# Task goal
Write out every entry word for word.
# Start of Input records
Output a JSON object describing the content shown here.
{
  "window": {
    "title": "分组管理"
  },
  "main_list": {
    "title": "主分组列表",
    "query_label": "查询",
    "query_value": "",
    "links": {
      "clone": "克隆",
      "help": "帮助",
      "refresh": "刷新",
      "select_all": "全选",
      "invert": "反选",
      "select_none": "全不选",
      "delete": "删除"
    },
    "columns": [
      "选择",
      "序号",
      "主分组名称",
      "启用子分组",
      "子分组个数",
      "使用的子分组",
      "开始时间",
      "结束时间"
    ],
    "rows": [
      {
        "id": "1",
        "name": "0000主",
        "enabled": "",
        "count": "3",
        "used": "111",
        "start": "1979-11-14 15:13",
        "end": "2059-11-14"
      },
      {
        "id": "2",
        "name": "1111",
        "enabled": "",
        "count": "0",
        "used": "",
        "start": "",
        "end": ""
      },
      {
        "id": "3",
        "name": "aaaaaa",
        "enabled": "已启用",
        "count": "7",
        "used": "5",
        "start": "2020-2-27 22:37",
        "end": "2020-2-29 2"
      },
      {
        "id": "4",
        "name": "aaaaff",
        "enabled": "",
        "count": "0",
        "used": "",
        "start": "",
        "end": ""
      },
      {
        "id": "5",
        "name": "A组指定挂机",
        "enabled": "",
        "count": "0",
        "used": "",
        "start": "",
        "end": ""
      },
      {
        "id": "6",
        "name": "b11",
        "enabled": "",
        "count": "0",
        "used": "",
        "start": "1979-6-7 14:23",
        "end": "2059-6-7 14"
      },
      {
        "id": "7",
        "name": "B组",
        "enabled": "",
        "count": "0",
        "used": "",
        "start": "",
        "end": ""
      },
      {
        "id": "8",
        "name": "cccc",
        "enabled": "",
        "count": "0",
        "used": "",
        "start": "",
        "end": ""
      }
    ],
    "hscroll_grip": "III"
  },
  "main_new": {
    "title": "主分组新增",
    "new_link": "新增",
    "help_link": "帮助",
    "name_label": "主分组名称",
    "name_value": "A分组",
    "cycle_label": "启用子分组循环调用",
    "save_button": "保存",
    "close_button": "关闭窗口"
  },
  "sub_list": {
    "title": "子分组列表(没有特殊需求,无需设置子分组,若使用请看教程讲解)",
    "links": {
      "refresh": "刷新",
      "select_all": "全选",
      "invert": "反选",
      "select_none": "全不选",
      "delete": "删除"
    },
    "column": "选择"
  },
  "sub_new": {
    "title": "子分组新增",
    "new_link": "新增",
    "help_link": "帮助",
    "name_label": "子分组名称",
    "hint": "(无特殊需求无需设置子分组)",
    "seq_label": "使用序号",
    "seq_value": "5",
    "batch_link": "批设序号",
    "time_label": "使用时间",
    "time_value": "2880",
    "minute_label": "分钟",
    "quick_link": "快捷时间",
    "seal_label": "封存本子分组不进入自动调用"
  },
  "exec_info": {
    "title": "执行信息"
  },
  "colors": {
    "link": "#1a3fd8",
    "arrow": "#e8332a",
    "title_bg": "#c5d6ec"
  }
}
# End of Input records
# Task output
Output a JSON object describing the content shown here.
{
  "window": {
    "title": "分组管理"
  },
  "main_list": {
    "title": "主分组列表",
    "query_label": "查询",
    "query_value": "",
    "links": {
      "clone": "克隆",
      "help": "帮助",
      "refresh": "刷新",
      "select_all": "全选",
      "invert": "反选",
      "select_none": "全不选",
      "delete": "删除"
    },
    "columns": [
      "选择",
      "序号",
      "主分组名称",
      "启用子分组",
      "子分组个数",
      "使用的子分组",
      "开始时间",
      "结束时间"
    ],
    "rows": [
      {
        "id": "1",
        "name": "0000主",
        "enabled": "",
        "count": "3",
        "used": "111",
        "start": "1979-11-14 15:13",
        "end": "2059-11-14"
      },
      {
        "id": "2",
        "name": "1111",
        "enabled": "",
        "count": "0",
        "used": "",
        "start": "",
        "end": ""
      },
      {
        "id": "3",
        "name": "aaaaaa",
        "enabled": "已启用",
        "count": "7",
        "used": "5",
        "start": "2020-2-27 22:37",
        "end": "2020-2-29 2"
      },
      {
        "id": "4",
        "name": "aaaaff",
        "enabled": "",
        "count": "0",
        "used": "",
        "start": "",
        "end": ""
      },
      {
        "id": "5",
        "name": "A组指定挂机",
        "enabled": "",
        "count": "0",
        "used": "",
        "start": "",
        "end": ""
      },
      {
        "id": "6",
        "name": "b11",
        "enabled": "",
        "count": "0",
        "used": "",
        "start": "1979-6-7 14:23",
        "end": "2059-6-7 14"
      },
      {
        "id": "7",
        "name": "B组",
        "enabled": "",
        "count": "0",
        "used": "",
        "start": "",
        "end": ""
      },
      {
        "id": "8",
        "name": "cccc",
        "enabled": "",
        "count": "0",
        "used": "",
        "start": "",
        "end": ""
      }
    ],
    "hscroll_grip": "III"
  },
  "main_new": {
    "title": "主分组新增",
    "new_link": "新增",
    "help_link": "帮助",
    "name_label": "主分组名称",
    "name_value": "A分组",
    "cycle_label": "启用子分组循环调用",
    "save_button": "保存",
    "close_button": "关闭窗口"
  },
  "sub_list": {
    "title": "子分组列表(没有特殊需求,无需设置子分组,若使用请看教程讲解)",
    "links": {
      "refresh": "刷新",
      "select_all": "全选",
      "invert": "反选",
      "select_none": "全不选",
      "delete": "删除"
    },
    "column": "选择"
  },
  "sub_new": {
    "title": "子分组新增",
    "new_link": "新增",
    "help_link": "帮助",
    "name_label": "子分组名称",
    "hint": "(无特殊需求无需设置子分组)",
    "seq_label": "使用序号",
    "seq_value": "5",
    "batch_link": "批设序号",
    "time_label": "使用时间",
    "time_value": "2880",
    "minute_label": "分钟",
    "quick_link": "快捷时间",
    "seal_label": "封存本子分组不进入自动调用"
  },
  "exec_info": {
    "title": "执行信息"
  },
  "colors": {
    "link": "#1a3fd8",
    "arrow": "#e8332a",
    "title_bg": "#c5d6ec"
  }
}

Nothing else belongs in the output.